* **PROBLEM STATEMENT**
Copy the listing below line for line, changing nothing.

* **DATA**
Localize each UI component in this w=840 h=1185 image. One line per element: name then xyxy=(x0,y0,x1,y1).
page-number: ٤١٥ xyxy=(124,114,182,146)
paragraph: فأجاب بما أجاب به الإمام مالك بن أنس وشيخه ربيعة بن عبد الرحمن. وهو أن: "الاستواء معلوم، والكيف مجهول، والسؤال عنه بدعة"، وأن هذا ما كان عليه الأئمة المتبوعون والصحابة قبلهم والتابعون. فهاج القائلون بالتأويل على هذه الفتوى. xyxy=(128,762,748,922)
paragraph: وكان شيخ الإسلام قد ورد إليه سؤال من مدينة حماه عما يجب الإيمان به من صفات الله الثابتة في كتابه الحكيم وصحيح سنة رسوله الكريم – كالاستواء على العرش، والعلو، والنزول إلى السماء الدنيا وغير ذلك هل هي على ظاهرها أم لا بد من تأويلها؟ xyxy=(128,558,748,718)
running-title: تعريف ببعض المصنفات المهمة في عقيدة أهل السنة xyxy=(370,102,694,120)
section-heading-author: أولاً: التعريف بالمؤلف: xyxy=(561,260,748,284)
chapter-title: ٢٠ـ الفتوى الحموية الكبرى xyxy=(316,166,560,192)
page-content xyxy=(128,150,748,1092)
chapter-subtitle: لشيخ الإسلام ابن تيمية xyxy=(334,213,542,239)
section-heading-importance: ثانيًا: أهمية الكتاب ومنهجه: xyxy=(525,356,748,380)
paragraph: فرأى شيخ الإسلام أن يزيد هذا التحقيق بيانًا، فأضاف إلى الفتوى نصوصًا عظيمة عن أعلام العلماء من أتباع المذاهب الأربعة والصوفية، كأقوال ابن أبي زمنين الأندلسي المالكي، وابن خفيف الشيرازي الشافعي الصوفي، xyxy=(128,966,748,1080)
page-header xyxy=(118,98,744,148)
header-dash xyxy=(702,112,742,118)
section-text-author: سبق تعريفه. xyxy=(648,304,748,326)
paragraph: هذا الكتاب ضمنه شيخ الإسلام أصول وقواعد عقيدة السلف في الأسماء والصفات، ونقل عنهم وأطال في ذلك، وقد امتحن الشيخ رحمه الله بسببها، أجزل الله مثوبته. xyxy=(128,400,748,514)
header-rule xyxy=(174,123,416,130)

* **REPLY TO THE EXERCISE**
Localize each UI component in this w=840 h=1185 image. One line per element: name then xyxy=(x0,y0,x1,y1).
page-number: ٤١٥ xyxy=(124,114,182,146)
paragraph: فأجاب بما أجاب به الإمام مالك بن أنس وشيخه ربيعة بن عبد الرحمن. وهو أن: "الاستواء معلوم، والكيف مجهول، والسؤال عنه بدعة"، وأن هذا ما كان عليه الأئمة المتبوعون والصحابة قبلهم والتابعون. فهاج القائلون بالتأويل على هذه الفتوى. xyxy=(128,762,748,922)
paragraph: وكان شيخ الإسلام قد ورد إليه سؤال من مدينة حماه عما يجب الإيمان به من صفات الله الثابتة في كتابه الحكيم وصحيح سنة رسوله الكريم – كالاستواء على العرش، والعلو، والنزول إلى السماء الدنيا وغير ذلك هل هي على ظاهرها أم لا بد من تأويلها؟ xyxy=(128,558,748,718)
running-title: تعريف ببعض المصنفات المهمة في عقيدة أهل السنة xyxy=(370,102,694,120)
section-heading-author: أولاً: التعريف بالمؤلف: xyxy=(561,260,748,284)
chapter-title: ٢٠ـ الفتوى الحموية الكبرى xyxy=(316,166,560,192)
page-content xyxy=(128,150,748,1092)
chapter-subtitle: لشيخ الإسلام ابن تيمية xyxy=(334,213,542,239)
section-heading-importance: ثانيًا: أهمية الكتاب ومنهجه: xyxy=(525,356,748,380)
paragraph: فرأى شيخ الإسلام أن يزيد هذا التحقيق بيانًا، فأضاف إلى الفتوى نصوصًا عظيمة عن أعلام العلماء من أتباع المذاهب الأربعة والصوفية، كأقوال ابن أبي زمنين الأندلسي المالكي، وابن خفيف الشيرازي الشافعي الصوفي، xyxy=(128,966,748,1080)
page-header xyxy=(118,98,744,148)
header-dash xyxy=(702,112,742,118)
section-text-author: سبق تعريفه. xyxy=(648,304,748,326)
paragraph: هذا الكتاب ضمنه شيخ الإسلام أصول وقواعد عقيدة السلف في الأسماء والصفات، ونقل عنهم وأطال في ذلك، وقد امتحن الشيخ رحمه الله بسببها، أجزل الله مثوبته. xyxy=(128,400,748,514)
header-rule xyxy=(174,123,416,130)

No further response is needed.